++++ Record excerpts ++++
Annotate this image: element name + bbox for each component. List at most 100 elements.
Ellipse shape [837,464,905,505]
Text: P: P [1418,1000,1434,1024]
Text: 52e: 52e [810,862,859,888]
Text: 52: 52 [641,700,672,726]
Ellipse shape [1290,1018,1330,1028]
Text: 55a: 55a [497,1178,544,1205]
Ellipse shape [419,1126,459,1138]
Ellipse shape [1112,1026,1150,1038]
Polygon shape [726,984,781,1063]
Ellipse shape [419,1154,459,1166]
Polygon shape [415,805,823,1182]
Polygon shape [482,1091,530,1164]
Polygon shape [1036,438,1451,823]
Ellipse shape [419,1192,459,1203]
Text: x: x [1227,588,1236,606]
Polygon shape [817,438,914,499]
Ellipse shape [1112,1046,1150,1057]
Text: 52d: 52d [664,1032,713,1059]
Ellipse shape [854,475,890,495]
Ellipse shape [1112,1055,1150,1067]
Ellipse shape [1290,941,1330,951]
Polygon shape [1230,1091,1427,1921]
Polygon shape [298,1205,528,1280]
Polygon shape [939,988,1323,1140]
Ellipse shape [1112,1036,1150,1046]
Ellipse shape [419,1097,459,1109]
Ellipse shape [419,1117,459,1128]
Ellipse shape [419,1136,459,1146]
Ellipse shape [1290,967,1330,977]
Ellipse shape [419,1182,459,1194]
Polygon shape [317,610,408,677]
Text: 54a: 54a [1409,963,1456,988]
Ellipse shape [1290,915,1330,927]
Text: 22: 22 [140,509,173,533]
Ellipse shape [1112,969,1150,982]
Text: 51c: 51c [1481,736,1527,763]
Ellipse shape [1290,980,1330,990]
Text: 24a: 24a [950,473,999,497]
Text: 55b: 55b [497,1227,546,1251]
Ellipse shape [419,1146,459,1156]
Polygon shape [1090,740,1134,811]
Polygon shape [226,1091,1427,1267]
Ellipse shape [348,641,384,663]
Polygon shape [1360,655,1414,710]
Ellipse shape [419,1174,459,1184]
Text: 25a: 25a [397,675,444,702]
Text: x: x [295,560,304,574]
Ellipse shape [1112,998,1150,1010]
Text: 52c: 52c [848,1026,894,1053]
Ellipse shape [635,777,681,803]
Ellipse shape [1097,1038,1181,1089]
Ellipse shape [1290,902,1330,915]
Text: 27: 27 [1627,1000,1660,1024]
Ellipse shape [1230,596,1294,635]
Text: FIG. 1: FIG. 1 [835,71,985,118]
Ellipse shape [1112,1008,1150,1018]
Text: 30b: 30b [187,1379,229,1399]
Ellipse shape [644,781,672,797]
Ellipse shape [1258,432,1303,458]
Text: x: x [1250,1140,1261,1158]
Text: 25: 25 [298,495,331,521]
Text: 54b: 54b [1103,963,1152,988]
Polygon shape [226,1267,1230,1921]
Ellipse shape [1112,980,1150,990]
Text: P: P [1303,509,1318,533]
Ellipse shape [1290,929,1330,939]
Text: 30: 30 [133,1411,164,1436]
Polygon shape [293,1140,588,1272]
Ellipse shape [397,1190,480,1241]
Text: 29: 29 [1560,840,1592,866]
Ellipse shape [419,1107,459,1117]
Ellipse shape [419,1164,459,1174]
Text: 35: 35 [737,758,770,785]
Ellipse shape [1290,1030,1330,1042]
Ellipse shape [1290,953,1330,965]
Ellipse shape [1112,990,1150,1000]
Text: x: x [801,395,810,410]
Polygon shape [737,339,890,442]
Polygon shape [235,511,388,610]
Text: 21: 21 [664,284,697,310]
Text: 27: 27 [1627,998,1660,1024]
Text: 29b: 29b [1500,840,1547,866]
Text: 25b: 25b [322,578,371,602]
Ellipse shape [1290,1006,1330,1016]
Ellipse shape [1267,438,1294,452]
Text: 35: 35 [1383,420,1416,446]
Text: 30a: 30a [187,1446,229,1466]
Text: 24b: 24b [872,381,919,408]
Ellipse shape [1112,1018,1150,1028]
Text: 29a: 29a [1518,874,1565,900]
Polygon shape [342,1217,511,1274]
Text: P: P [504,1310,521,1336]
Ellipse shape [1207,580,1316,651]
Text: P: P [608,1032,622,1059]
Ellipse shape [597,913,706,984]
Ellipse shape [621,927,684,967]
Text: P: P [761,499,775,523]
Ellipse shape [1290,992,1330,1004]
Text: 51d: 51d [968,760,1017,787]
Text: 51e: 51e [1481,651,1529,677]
++++
● **Task to complete**
Copy every line of the items above word for word, keeping the original order.

● **Expected output**
Annotate this image: element name + bbox for each component. List at most 100 elements.
Ellipse shape [837,464,905,505]
Text: P: P [1418,1000,1434,1024]
Text: 52e: 52e [810,862,859,888]
Text: 52: 52 [641,700,672,726]
Ellipse shape [1290,1018,1330,1028]
Text: 55a: 55a [497,1178,544,1205]
Ellipse shape [419,1126,459,1138]
Ellipse shape [1112,1026,1150,1038]
Polygon shape [726,984,781,1063]
Ellipse shape [419,1154,459,1166]
Polygon shape [415,805,823,1182]
Polygon shape [482,1091,530,1164]
Polygon shape [1036,438,1451,823]
Ellipse shape [419,1192,459,1203]
Text: x: x [1227,588,1236,606]
Polygon shape [817,438,914,499]
Ellipse shape [1112,1046,1150,1057]
Text: 52d: 52d [664,1032,713,1059]
Ellipse shape [854,475,890,495]
Ellipse shape [1112,1055,1150,1067]
Ellipse shape [1290,941,1330,951]
Polygon shape [1230,1091,1427,1921]
Polygon shape [298,1205,528,1280]
Polygon shape [939,988,1323,1140]
Ellipse shape [1112,1036,1150,1046]
Ellipse shape [419,1097,459,1109]
Ellipse shape [419,1117,459,1128]
Ellipse shape [419,1136,459,1146]
Ellipse shape [1290,967,1330,977]
Ellipse shape [419,1182,459,1194]
Polygon shape [317,610,408,677]
Text: 54a: 54a [1409,963,1456,988]
Ellipse shape [1290,915,1330,927]
Text: 22: 22 [140,509,173,533]
Ellipse shape [1112,969,1150,982]
Text: 51c: 51c [1481,736,1527,763]
Ellipse shape [1290,980,1330,990]
Text: 24a: 24a [950,473,999,497]
Text: 55b: 55b [497,1227,546,1251]
Ellipse shape [419,1146,459,1156]
Polygon shape [1090,740,1134,811]
Polygon shape [226,1091,1427,1267]
Ellipse shape [348,641,384,663]
Polygon shape [1360,655,1414,710]
Ellipse shape [419,1174,459,1184]
Text: 25a: 25a [397,675,444,702]
Text: x: x [295,560,304,574]
Ellipse shape [1112,998,1150,1010]
Text: 52c: 52c [848,1026,894,1053]
Ellipse shape [635,777,681,803]
Ellipse shape [1097,1038,1181,1089]
Ellipse shape [1290,902,1330,915]
Text: 27: 27 [1627,1000,1660,1024]
Ellipse shape [1230,596,1294,635]
Text: FIG. 1: FIG. 1 [835,71,985,118]
Ellipse shape [1112,1008,1150,1018]
Text: 30b: 30b [187,1379,229,1399]
Ellipse shape [644,781,672,797]
Ellipse shape [1258,432,1303,458]
Text: x: x [1250,1140,1261,1158]
Text: 25: 25 [298,495,331,521]
Text: 54b: 54b [1103,963,1152,988]
Polygon shape [226,1267,1230,1921]
Ellipse shape [1112,980,1150,990]
Text: P: P [1303,509,1318,533]
Ellipse shape [1290,929,1330,939]
Text: 30: 30 [133,1411,164,1436]
Polygon shape [293,1140,588,1272]
Ellipse shape [397,1190,480,1241]
Text: 29: 29 [1560,840,1592,866]
Ellipse shape [419,1107,459,1117]
Ellipse shape [419,1164,459,1174]
Text: 35: 35 [737,758,770,785]
Ellipse shape [1290,1030,1330,1042]
Ellipse shape [1290,953,1330,965]
Ellipse shape [1112,990,1150,1000]
Text: x: x [801,395,810,410]
Polygon shape [737,339,890,442]
Polygon shape [235,511,388,610]
Text: 21: 21 [664,284,697,310]
Text: 27: 27 [1627,998,1660,1024]
Text: 29b: 29b [1500,840,1547,866]
Text: 25b: 25b [322,578,371,602]
Ellipse shape [1290,1006,1330,1016]
Ellipse shape [1267,438,1294,452]
Text: 35: 35 [1383,420,1416,446]
Text: 30a: 30a [187,1446,229,1466]
Text: 24b: 24b [872,381,919,408]
Ellipse shape [1112,1018,1150,1028]
Text: 29a: 29a [1518,874,1565,900]
Polygon shape [342,1217,511,1274]
Text: P: P [504,1310,521,1336]
Ellipse shape [1207,580,1316,651]
Text: P: P [608,1032,622,1059]
Ellipse shape [597,913,706,984]
Ellipse shape [621,927,684,967]
Text: P: P [761,499,775,523]
Ellipse shape [1290,992,1330,1004]
Text: 51d: 51d [968,760,1017,787]
Text: 51e: 51e [1481,651,1529,677]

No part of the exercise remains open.